**Data provided:**
▬▬▬

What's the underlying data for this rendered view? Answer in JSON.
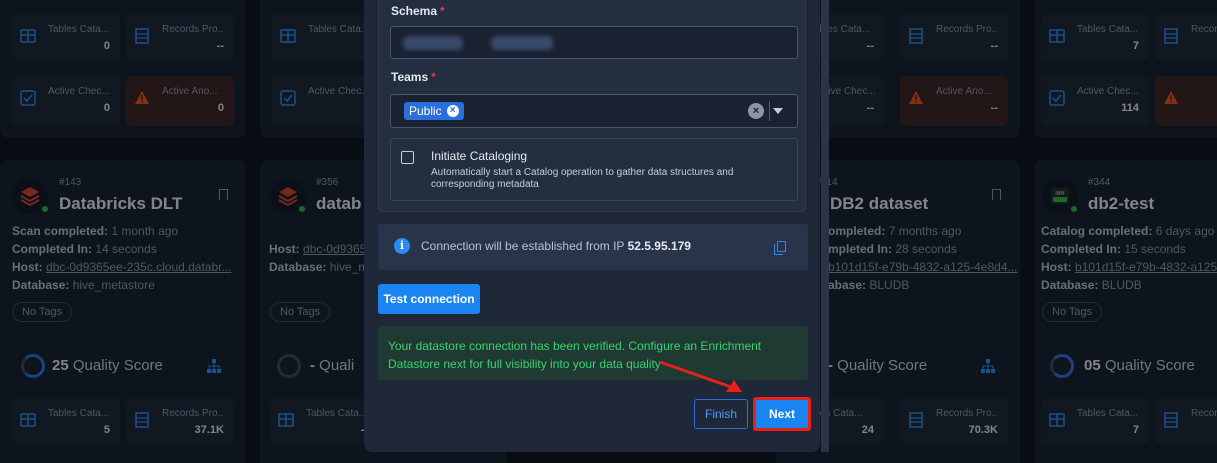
{
  "background_cards": {
    "top_row": [
      {
        "tiles": [
          {
            "label": "Tables Cata...",
            "value": "0"
          },
          {
            "label": "Records Pro...",
            "value": "--"
          },
          {
            "label": "Active Chec...",
            "value": "0"
          },
          {
            "label": "Active Ano...",
            "value": "0"
          }
        ]
      },
      {
        "tiles": [
          {
            "label": "Tables Cata...",
            "value": ""
          },
          {
            "label": "Active Chec...",
            "value": ""
          }
        ]
      },
      {
        "tiles": [
          {
            "label": "ables Cata...",
            "value": "--"
          },
          {
            "label": "Records Pro...",
            "value": "--"
          },
          {
            "label": "Active Chec...",
            "value": "--"
          },
          {
            "label": "Active Ano...",
            "value": "--"
          }
        ]
      },
      {
        "tiles": [
          {
            "label": "Tables Cata...",
            "value": "7"
          },
          {
            "label": "Records",
            "value": ""
          },
          {
            "label": "Active Chec...",
            "value": "114"
          },
          {
            "label": "",
            "value": ""
          }
        ]
      }
    ],
    "cards": [
      {
        "id": "#143",
        "title": "Databricks DLT",
        "lines": [
          [
            "Scan completed:",
            "1 month ago"
          ],
          [
            "Completed In:",
            "14 seconds"
          ],
          [
            "Host:",
            "dbc-0d9365ee-235c.cloud.databr..."
          ],
          [
            "Database:",
            "hive_metastore"
          ]
        ],
        "tag": "No Tags",
        "score": "25",
        "score_label": "Quality Score",
        "tiles": [
          {
            "label": "Tables Cata...",
            "value": "5"
          },
          {
            "label": "Records Pro...",
            "value": "37.1K"
          }
        ]
      },
      {
        "id": "#356",
        "title": "datab",
        "lines": [
          [
            "Host:",
            "dbc-0d9365"
          ],
          [
            "Database:",
            "hive_m"
          ]
        ],
        "tag": "No Tags",
        "score": "-",
        "score_label": "Quali",
        "tiles": [
          {
            "label": "Tables Cata...",
            "value": "--"
          }
        ]
      },
      {
        "id": "#114",
        "title": "DB2 dataset",
        "lines": [
          [
            "ompleted:",
            "7 months ago"
          ],
          [
            "mpleted In:",
            "28 seconds"
          ],
          [
            "",
            "b101d15f-e79b-4832-a125-4e8d4..."
          ],
          [
            "abase:",
            "BLUDB"
          ]
        ],
        "tag": "",
        "score": "-",
        "score_label": "Quality Score",
        "tiles": [
          {
            "label": "bles Cata...",
            "value": "24"
          },
          {
            "label": "Records Pro...",
            "value": "70.3K"
          }
        ]
      },
      {
        "id": "#344",
        "title": "db2-test",
        "lines": [
          [
            "Catalog completed:",
            "6 days ago"
          ],
          [
            "Completed In:",
            "15 seconds"
          ],
          [
            "Host:",
            "b101d15f-e79b-4832-a125-4e8d4..."
          ],
          [
            "Database:",
            "BLUDB"
          ]
        ],
        "tag": "No Tags",
        "score": "05",
        "score_label": "Quality Score",
        "tiles": [
          {
            "label": "Tables Cata...",
            "value": "7"
          },
          {
            "label": "Records",
            "value": ""
          }
        ]
      }
    ]
  },
  "modal": {
    "schema_label": "Schema",
    "required_mark": "*",
    "teams_label": "Teams",
    "team_chip": "Public",
    "chip_remove": "×",
    "clear_all": "×",
    "catalog_title": "Initiate Cataloging",
    "catalog_desc_1": "Automatically start a Catalog operation to gather data structures and",
    "catalog_desc_2": "corresponding metadata",
    "info_icon": "i",
    "info_text": "Connection will be established from IP",
    "ip": "52.5.95.179",
    "test_button": "Test connection",
    "success_line_1": "Your datastore connection has been verified. Configure an Enrichment",
    "success_line_2": "Datastore next for full visibility into your data quality",
    "finish_button": "Finish",
    "next_button": "Next"
  },
  "colors": {
    "primary": "#1a84f0",
    "success": "#3bd16f",
    "highlight": "#e8201a",
    "required": "#e8384f"
  }
}
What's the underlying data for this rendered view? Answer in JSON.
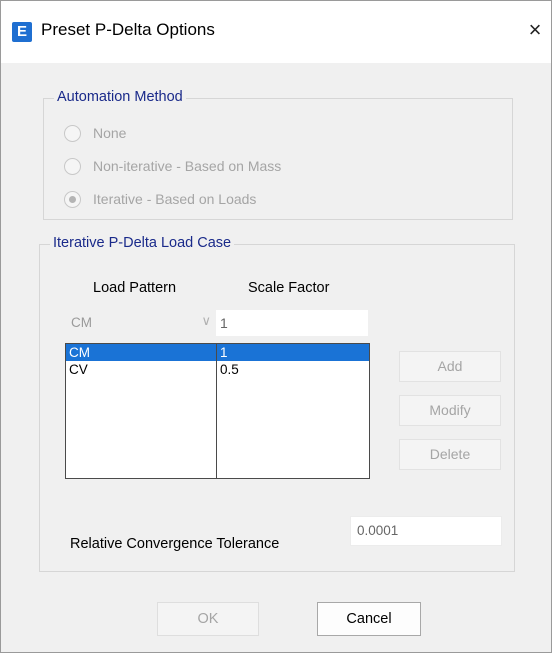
{
  "window": {
    "title": "Preset P-Delta Options",
    "app_icon_letter": "E",
    "close_symbol": "×"
  },
  "automation": {
    "legend": "Automation Method",
    "options": [
      {
        "label": "None",
        "checked": false,
        "enabled": false
      },
      {
        "label": "Non-iterative - Based on Mass",
        "checked": false,
        "enabled": false
      },
      {
        "label": "Iterative - Based on Loads",
        "checked": true,
        "enabled": false
      }
    ]
  },
  "load_case": {
    "legend": "Iterative P-Delta Load Case",
    "col_pattern": "Load Pattern",
    "col_scale": "Scale Factor",
    "pattern_select_value": "CM",
    "scale_input_value": "1",
    "rows": [
      {
        "pattern": "CM",
        "scale": "1",
        "selected": true
      },
      {
        "pattern": "CV",
        "scale": "0.5",
        "selected": false
      }
    ],
    "add_label": "Add",
    "modify_label": "Modify",
    "delete_label": "Delete",
    "tolerance_label": "Relative Convergence Tolerance",
    "tolerance_value": "0.0001"
  },
  "footer": {
    "ok_label": "OK",
    "cancel_label": "Cancel"
  }
}
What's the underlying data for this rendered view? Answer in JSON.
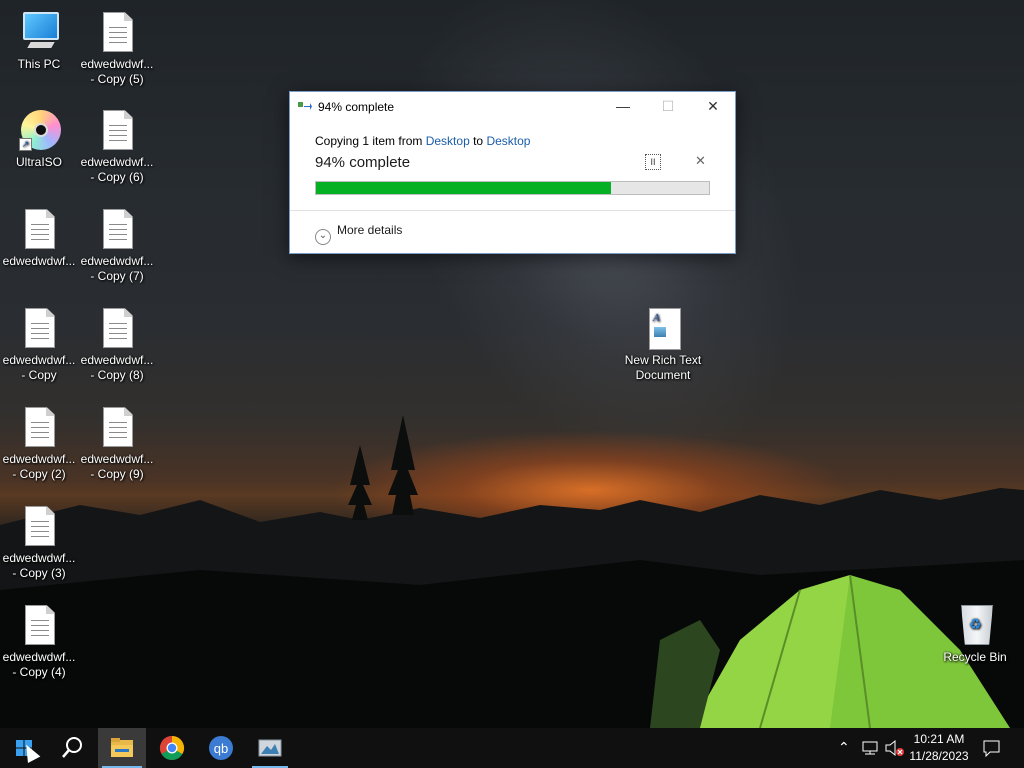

▬▬▬

**Short task:**
Figure out how many lines above include the string "legend", then report that number and nothing else.

**Expected answer:**
2